WORK TO DO: Leave out the pictures and repeat the data exactly.

= = = = =

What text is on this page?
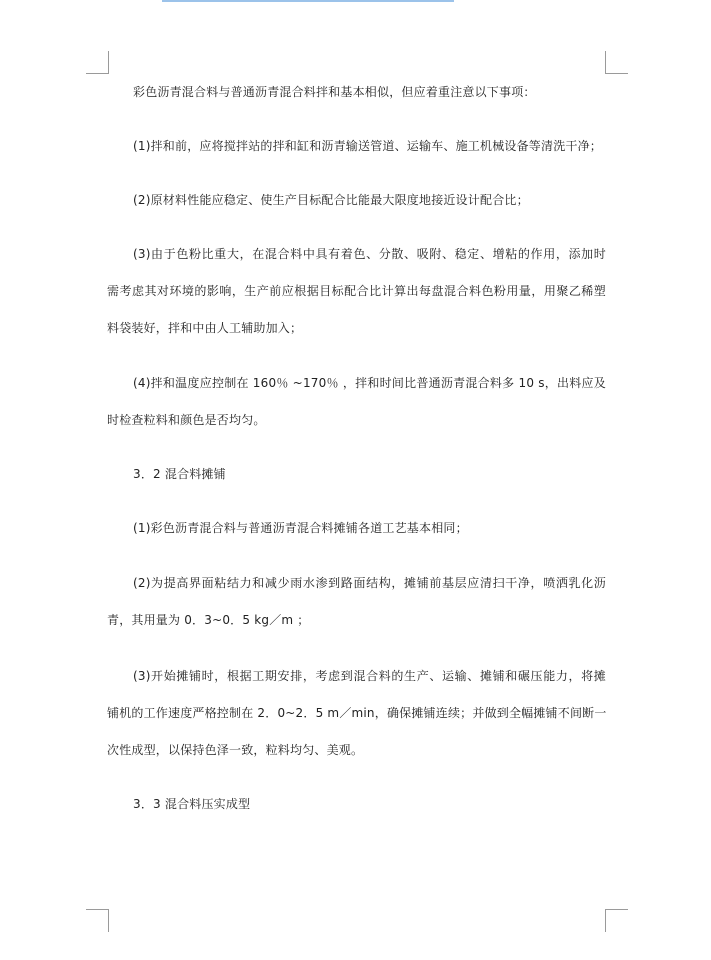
彩色沥青混合料与普通沥青混合料拌和基本相似，但应着重注意以下事项：
(1)拌和前，应将搅拌站的拌和缸和沥青输送管道、运输车、施工机械设备等清洗干净；
(2)原材料性能应稳定、使生产目标配合比能最大限度地接近设计配合比；
(3)由于色粉比重大，在混合料中具有着色、分散、吸附、稳定、增粘的作用，添加时
需考虑其对环境的影响，生产前应根据目标配合比计算出每盘混合料色粉用量，用聚乙稀塑
料袋装好，拌和中由人工辅助加入；
(4)拌和温度应控制在 160％ ~170％ ，拌和时间比普通沥青混合料多 10 s，出料应及
时检查粒料和颜色是否均匀。
3．2 混合料摊铺
(1)彩色沥青混合料与普通沥青混合料摊铺各道工艺基本相同；
(2)为提高界面粘结力和减少雨水渗到路面结构，摊铺前基层应清扫干净，喷洒乳化沥
青，其用量为 0．3~0．5 kg／m ；
(3)开始摊铺时，根据工期安排，考虑到混合料的生产、运输、摊铺和碾压能力，将摊
铺机的工作速度严格控制在 2．0~2．5 m／min，确保摊铺连续；并做到全幅摊铺不间断一
次性成型，以保持色泽一致，粒料均匀、美观。
3．3 混合料压实成型
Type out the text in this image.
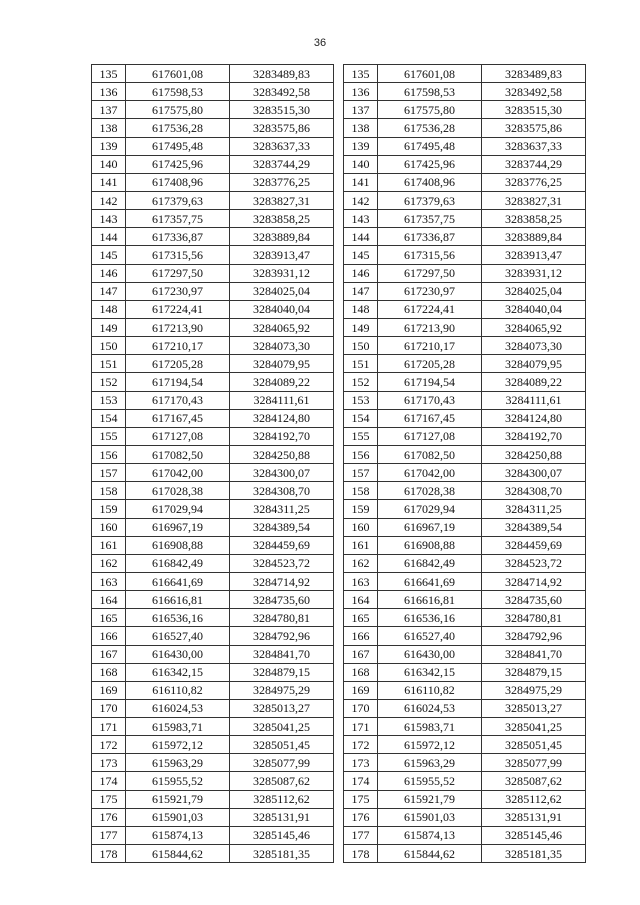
36
135	617601,08	3283489,83
136	617598,53	3283492,58
137	617575,80	3283515,30
138	617536,28	3283575,86
139	617495,48	3283637,33
140	617425,96	3283744,29
141	617408,96	3283776,25
142	617379,63	3283827,31
143	617357,75	3283858,25
144	617336,87	3283889,84
145	617315,56	3283913,47
146	617297,50	3283931,12
147	617230,97	3284025,04
148	617224,41	3284040,04
149	617213,90	3284065,92
150	617210,17	3284073,30
151	617205,28	3284079,95
152	617194,54	3284089,22
153	617170,43	3284111,61
154	617167,45	3284124,80
155	617127,08	3284192,70
156	617082,50	3284250,88
157	617042,00	3284300,07
158	617028,38	3284308,70
159	617029,94	3284311,25
160	616967,19	3284389,54
161	616908,88	3284459,69
162	616842,49	3284523,72
163	616641,69	3284714,92
164	616616,81	3284735,60
165	616536,16	3284780,81
166	616527,40	3284792,96
167	616430,00	3284841,70
168	616342,15	3284879,15
169	616110,82	3284975,29
170	616024,53	3285013,27
171	615983,71	3285041,25
172	615972,12	3285051,45
173	615963,29	3285077,99
174	615955,52	3285087,62
175	615921,79	3285112,62
176	615901,03	3285131,91
177	615874,13	3285145,46
178	615844,62	3285181,35
135	617601,08	3283489,83
136	617598,53	3283492,58
137	617575,80	3283515,30
138	617536,28	3283575,86
139	617495,48	3283637,33
140	617425,96	3283744,29
141	617408,96	3283776,25
142	617379,63	3283827,31
143	617357,75	3283858,25
144	617336,87	3283889,84
145	617315,56	3283913,47
146	617297,50	3283931,12
147	617230,97	3284025,04
148	617224,41	3284040,04
149	617213,90	3284065,92
150	617210,17	3284073,30
151	617205,28	3284079,95
152	617194,54	3284089,22
153	617170,43	3284111,61
154	617167,45	3284124,80
155	617127,08	3284192,70
156	617082,50	3284250,88
157	617042,00	3284300,07
158	617028,38	3284308,70
159	617029,94	3284311,25
160	616967,19	3284389,54
161	616908,88	3284459,69
162	616842,49	3284523,72
163	616641,69	3284714,92
164	616616,81	3284735,60
165	616536,16	3284780,81
166	616527,40	3284792,96
167	616430,00	3284841,70
168	616342,15	3284879,15
169	616110,82	3284975,29
170	616024,53	3285013,27
171	615983,71	3285041,25
172	615972,12	3285051,45
173	615963,29	3285077,99
174	615955,52	3285087,62
175	615921,79	3285112,62
176	615901,03	3285131,91
177	615874,13	3285145,46
178	615844,62	3285181,35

= = = = =

TASK RESULT:
What text is on this page?
彩色沥青混合料与普通沥青混合料拌和基本相似，但应着重注意以下事项：
(1)拌和前，应将搅拌站的拌和缸和沥青输送管道、运输车、施工机械设备等清洗干净；
(2)原材料性能应稳定、使生产目标配合比能最大限度地接近设计配合比；
(3)由于色粉比重大，在混合料中具有着色、分散、吸附、稳定、增粘的作用，添加时
需考虑其对环境的影响，生产前应根据目标配合比计算出每盘混合料色粉用量，用聚乙稀塑
料袋装好，拌和中由人工辅助加入；
(4)拌和温度应控制在 160％ ~170％ ，拌和时间比普通沥青混合料多 10 s，出料应及
时检查粒料和颜色是否均匀。
3．2 混合料摊铺
(1)彩色沥青混合料与普通沥青混合料摊铺各道工艺基本相同；
(2)为提高界面粘结力和减少雨水渗到路面结构，摊铺前基层应清扫干净，喷洒乳化沥
青，其用量为 0．3~0．5 kg／m ；
(3)开始摊铺时，根据工期安排，考虑到混合料的生产、运输、摊铺和碾压能力，将摊
铺机的工作速度严格控制在 2．0~2．5 m／min，确保摊铺连续；并做到全幅摊铺不间断一
次性成型，以保持色泽一致，粒料均匀、美观。
3．3 混合料压实成型
Type out the text in this image.
36
135	617601,08	3283489,83
136	617598,53	3283492,58
137	617575,80	3283515,30
138	617536,28	3283575,86
139	617495,48	3283637,33
140	617425,96	3283744,29
141	617408,96	3283776,25
142	617379,63	3283827,31
143	617357,75	3283858,25
144	617336,87	3283889,84
145	617315,56	3283913,47
146	617297,50	3283931,12
147	617230,97	3284025,04
148	617224,41	3284040,04
149	617213,90	3284065,92
150	617210,17	3284073,30
151	617205,28	3284079,95
152	617194,54	3284089,22
153	617170,43	3284111,61
154	617167,45	3284124,80
155	617127,08	3284192,70
156	617082,50	3284250,88
157	617042,00	3284300,07
158	617028,38	3284308,70
159	617029,94	3284311,25
160	616967,19	3284389,54
161	616908,88	3284459,69
162	616842,49	3284523,72
163	616641,69	3284714,92
164	616616,81	3284735,60
165	616536,16	3284780,81
166	616527,40	3284792,96
167	616430,00	3284841,70
168	616342,15	3284879,15
169	616110,82	3284975,29
170	616024,53	3285013,27
171	615983,71	3285041,25
172	615972,12	3285051,45
173	615963,29	3285077,99
174	615955,52	3285087,62
175	615921,79	3285112,62
176	615901,03	3285131,91
177	615874,13	3285145,46
178	615844,62	3285181,35
135	617601,08	3283489,83
136	617598,53	3283492,58
137	617575,80	3283515,30
138	617536,28	3283575,86
139	617495,48	3283637,33
140	617425,96	3283744,29
141	617408,96	3283776,25
142	617379,63	3283827,31
143	617357,75	3283858,25
144	617336,87	3283889,84
145	617315,56	3283913,47
146	617297,50	3283931,12
147	617230,97	3284025,04
148	617224,41	3284040,04
149	617213,90	3284065,92
150	617210,17	3284073,30
151	617205,28	3284079,95
152	617194,54	3284089,22
153	617170,43	3284111,61
154	617167,45	3284124,80
155	617127,08	3284192,70
156	617082,50	3284250,88
157	617042,00	3284300,07
158	617028,38	3284308,70
159	617029,94	3284311,25
160	616967,19	3284389,54
161	616908,88	3284459,69
162	616842,49	3284523,72
163	616641,69	3284714,92
164	616616,81	3284735,60
165	616536,16	3284780,81
166	616527,40	3284792,96
167	616430,00	3284841,70
168	616342,15	3284879,15
169	616110,82	3284975,29
170	616024,53	3285013,27
171	615983,71	3285041,25
172	615972,12	3285051,45
173	615963,29	3285077,99
174	615955,52	3285087,62
175	615921,79	3285112,62
176	615901,03	3285131,91
177	615874,13	3285145,46
178	615844,62	3285181,35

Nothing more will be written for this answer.